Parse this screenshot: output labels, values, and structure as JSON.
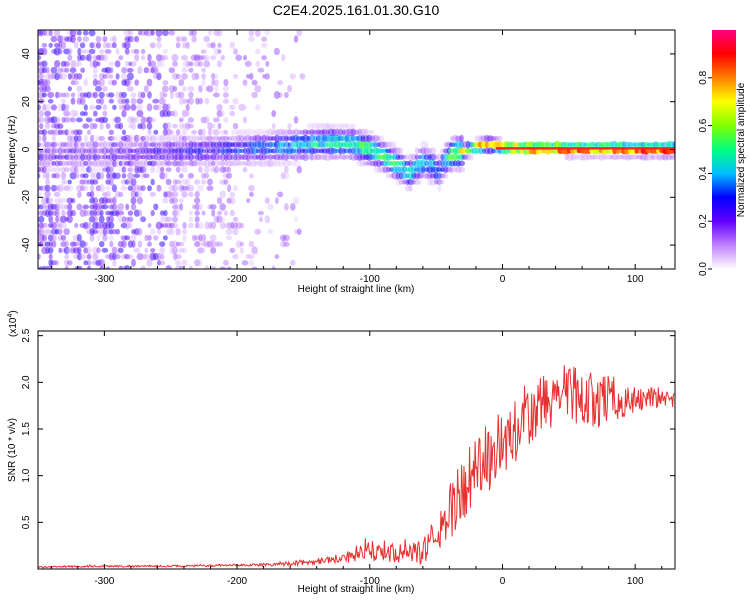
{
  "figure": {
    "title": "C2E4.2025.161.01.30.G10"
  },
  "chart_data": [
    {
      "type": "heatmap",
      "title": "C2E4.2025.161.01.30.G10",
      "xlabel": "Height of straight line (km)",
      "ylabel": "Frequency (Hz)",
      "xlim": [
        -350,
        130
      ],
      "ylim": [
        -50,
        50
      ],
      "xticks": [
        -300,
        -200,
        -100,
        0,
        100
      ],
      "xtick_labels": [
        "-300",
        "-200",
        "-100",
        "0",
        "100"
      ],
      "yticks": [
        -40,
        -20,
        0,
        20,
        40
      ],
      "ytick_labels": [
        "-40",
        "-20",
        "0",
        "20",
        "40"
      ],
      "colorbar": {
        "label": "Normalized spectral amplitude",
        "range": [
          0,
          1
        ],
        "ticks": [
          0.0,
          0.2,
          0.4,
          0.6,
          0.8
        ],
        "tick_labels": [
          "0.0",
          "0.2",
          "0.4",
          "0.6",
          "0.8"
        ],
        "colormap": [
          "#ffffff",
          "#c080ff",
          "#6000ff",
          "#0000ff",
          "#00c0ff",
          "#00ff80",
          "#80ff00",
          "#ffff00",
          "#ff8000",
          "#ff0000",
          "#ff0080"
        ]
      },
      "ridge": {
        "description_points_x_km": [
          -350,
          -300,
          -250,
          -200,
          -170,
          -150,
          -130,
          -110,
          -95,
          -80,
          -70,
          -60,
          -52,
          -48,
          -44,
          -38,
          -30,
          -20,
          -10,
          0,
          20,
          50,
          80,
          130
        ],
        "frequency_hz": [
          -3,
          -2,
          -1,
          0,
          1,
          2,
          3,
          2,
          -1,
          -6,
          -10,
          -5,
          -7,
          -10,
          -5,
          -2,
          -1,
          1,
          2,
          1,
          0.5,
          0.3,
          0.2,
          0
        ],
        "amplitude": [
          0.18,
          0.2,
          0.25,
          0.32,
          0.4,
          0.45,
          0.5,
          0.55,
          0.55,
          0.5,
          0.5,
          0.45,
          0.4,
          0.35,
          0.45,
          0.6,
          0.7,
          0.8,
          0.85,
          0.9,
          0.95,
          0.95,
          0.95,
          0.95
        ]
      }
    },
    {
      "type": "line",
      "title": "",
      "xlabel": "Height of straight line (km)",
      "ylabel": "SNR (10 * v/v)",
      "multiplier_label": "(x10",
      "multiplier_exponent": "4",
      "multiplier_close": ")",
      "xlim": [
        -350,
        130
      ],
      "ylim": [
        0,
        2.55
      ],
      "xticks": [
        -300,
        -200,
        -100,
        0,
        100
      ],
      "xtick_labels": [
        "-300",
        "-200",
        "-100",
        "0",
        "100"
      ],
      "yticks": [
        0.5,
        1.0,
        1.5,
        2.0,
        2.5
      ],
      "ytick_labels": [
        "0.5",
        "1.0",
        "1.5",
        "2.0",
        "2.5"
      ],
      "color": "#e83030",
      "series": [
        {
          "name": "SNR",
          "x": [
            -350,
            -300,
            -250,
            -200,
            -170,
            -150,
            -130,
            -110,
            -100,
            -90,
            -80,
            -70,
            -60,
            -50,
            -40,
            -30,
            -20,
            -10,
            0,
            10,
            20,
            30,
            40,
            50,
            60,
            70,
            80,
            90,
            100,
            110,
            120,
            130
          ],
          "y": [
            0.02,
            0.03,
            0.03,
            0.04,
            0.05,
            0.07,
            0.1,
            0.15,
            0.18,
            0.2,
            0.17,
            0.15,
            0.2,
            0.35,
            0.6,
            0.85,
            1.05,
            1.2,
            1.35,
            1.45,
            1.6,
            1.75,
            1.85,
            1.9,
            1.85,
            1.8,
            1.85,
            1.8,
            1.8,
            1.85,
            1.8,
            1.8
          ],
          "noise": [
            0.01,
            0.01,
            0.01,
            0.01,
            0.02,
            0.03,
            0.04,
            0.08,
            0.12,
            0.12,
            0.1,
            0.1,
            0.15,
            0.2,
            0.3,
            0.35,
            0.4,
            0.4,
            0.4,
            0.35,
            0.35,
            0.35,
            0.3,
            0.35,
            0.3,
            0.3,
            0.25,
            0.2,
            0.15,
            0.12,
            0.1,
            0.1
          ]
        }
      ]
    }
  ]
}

■ ■ ■ ■ ■

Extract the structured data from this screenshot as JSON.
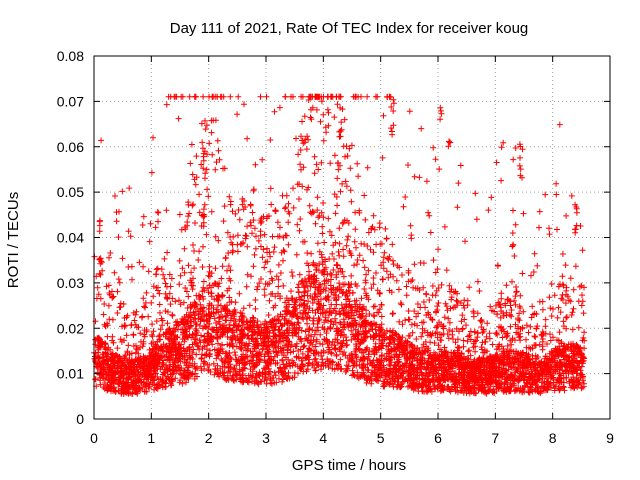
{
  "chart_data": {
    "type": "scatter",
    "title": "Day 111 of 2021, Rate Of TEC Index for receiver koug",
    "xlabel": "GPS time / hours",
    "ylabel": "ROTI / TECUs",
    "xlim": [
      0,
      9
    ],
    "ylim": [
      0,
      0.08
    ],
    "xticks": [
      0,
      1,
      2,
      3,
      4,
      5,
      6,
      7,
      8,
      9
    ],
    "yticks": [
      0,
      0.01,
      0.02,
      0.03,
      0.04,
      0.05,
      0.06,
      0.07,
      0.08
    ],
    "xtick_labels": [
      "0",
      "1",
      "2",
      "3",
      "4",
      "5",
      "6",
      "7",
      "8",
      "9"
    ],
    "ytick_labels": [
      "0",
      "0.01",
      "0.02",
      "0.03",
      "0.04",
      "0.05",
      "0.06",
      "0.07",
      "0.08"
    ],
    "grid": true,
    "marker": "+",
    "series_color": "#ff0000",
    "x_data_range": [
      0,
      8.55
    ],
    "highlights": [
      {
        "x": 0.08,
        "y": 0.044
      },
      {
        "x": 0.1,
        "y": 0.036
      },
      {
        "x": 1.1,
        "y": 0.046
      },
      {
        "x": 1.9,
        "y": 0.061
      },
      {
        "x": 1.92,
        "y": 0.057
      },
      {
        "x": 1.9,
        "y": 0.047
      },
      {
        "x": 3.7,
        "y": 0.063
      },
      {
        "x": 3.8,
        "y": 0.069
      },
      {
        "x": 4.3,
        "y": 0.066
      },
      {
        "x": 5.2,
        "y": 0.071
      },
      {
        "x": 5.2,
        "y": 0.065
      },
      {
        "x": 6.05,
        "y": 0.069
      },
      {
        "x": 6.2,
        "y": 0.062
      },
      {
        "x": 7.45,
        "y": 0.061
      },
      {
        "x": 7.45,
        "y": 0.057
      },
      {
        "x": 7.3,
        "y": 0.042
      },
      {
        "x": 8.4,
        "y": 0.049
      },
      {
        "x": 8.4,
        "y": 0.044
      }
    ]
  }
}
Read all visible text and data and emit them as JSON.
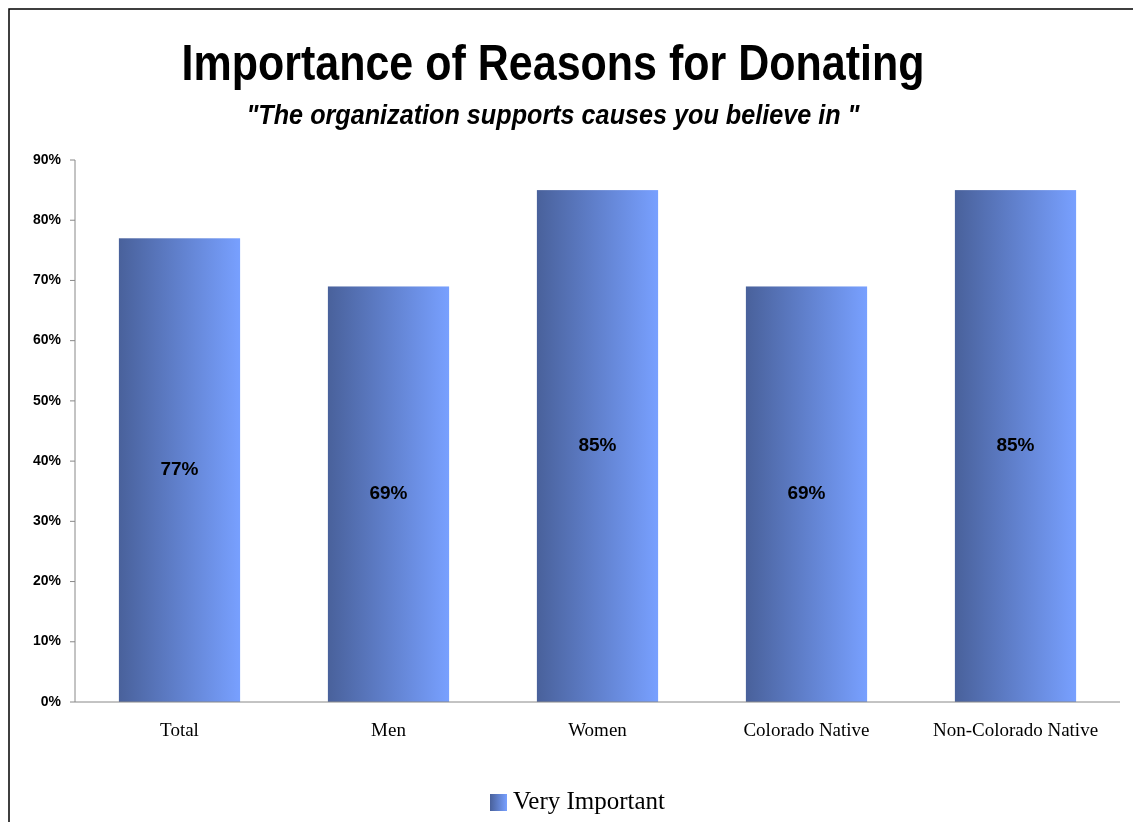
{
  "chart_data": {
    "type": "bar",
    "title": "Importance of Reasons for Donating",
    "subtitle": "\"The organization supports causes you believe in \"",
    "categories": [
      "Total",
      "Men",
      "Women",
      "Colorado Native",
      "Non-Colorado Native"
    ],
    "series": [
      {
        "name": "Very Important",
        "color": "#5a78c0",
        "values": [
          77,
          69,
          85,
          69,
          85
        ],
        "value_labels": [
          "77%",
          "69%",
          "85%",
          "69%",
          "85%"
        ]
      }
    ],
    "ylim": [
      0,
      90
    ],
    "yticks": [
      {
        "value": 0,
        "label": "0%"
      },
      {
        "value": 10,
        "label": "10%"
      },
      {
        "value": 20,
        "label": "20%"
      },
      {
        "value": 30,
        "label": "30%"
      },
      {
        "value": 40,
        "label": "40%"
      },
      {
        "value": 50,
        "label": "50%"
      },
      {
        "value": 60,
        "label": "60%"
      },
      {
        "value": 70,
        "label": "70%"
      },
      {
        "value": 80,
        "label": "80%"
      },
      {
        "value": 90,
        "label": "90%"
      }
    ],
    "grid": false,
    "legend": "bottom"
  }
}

■ ■ ■ ■ ■

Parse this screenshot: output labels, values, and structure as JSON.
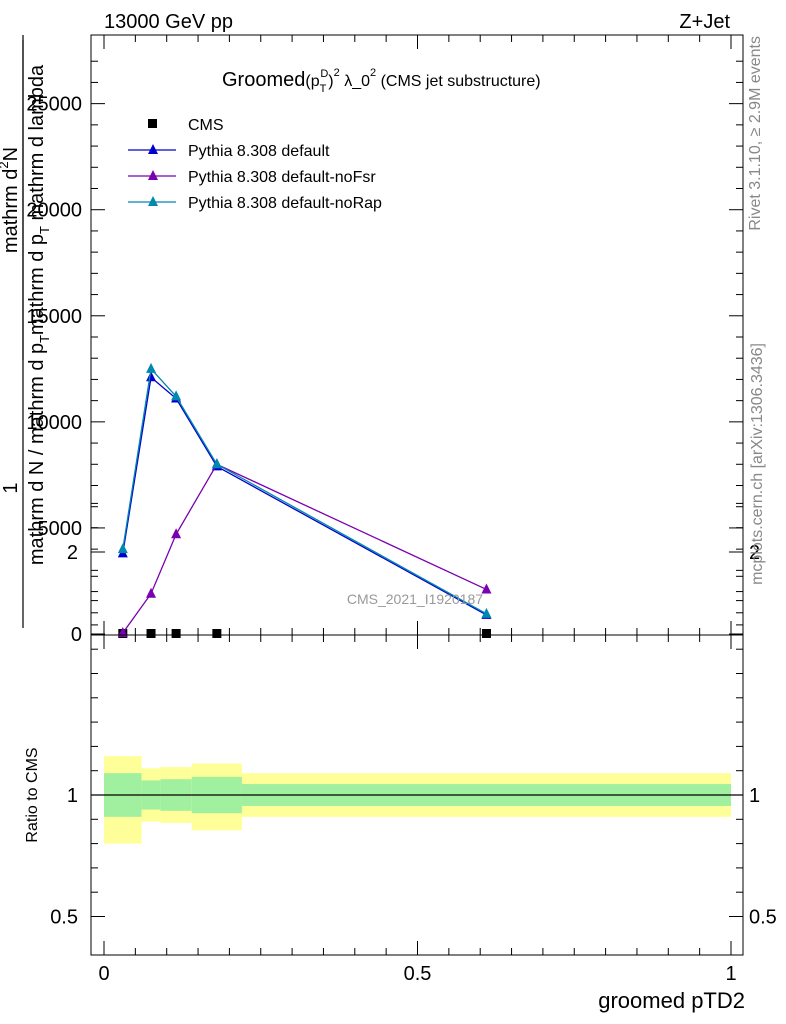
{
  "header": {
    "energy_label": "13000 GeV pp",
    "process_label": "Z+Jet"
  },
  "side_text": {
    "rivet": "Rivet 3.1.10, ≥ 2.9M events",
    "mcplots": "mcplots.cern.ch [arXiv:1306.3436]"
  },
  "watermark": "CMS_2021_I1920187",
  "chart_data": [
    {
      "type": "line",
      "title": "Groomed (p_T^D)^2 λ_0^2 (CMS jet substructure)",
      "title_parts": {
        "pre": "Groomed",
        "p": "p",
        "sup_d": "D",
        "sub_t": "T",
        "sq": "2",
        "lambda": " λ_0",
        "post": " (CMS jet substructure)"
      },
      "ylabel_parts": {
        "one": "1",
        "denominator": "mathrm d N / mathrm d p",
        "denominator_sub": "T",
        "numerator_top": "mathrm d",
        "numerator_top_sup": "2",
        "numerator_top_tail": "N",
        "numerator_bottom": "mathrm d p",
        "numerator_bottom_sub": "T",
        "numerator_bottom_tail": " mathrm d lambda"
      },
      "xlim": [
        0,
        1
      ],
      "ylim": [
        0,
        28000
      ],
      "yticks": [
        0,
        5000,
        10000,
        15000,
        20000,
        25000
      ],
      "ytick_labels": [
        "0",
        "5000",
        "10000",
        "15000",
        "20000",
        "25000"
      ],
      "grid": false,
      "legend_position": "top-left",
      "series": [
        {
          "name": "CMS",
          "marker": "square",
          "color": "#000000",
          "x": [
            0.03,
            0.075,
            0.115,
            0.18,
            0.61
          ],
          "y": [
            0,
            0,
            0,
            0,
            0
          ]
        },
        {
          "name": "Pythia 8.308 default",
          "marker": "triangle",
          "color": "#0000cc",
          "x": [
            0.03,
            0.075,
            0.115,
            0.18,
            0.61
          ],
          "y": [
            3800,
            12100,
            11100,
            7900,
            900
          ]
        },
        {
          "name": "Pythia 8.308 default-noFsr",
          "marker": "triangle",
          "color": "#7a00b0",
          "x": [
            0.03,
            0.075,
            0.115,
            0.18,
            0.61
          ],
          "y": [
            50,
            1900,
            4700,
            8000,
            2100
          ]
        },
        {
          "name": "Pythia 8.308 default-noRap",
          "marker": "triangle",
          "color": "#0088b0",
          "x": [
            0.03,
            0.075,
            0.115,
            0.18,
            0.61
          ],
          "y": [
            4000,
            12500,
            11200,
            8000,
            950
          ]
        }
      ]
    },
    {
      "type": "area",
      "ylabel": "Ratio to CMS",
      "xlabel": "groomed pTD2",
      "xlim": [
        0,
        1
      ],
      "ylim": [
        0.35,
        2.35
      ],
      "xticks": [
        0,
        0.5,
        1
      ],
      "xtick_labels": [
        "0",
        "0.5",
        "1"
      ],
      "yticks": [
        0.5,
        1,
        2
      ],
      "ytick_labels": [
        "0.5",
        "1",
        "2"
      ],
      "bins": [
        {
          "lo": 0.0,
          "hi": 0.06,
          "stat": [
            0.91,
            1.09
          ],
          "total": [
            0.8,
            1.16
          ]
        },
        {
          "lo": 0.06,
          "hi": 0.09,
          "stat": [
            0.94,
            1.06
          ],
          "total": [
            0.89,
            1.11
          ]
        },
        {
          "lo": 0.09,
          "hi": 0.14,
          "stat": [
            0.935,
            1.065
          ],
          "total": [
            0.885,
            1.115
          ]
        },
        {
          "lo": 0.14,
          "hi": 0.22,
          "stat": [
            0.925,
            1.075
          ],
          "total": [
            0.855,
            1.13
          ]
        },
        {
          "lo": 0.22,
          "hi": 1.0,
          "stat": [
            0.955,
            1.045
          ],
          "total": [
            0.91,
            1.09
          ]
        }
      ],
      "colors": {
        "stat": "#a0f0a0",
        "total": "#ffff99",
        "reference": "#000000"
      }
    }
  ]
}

■ ■ ■ ■ ■

▸ What the task requires: Each line holding "type" must be found and copied.

▸ Finished exercise:
      "type": "heatmap",
      "type": "line",
    "type": "scatter",
    "type": "bar",
      "type": "line",
      "type": "area",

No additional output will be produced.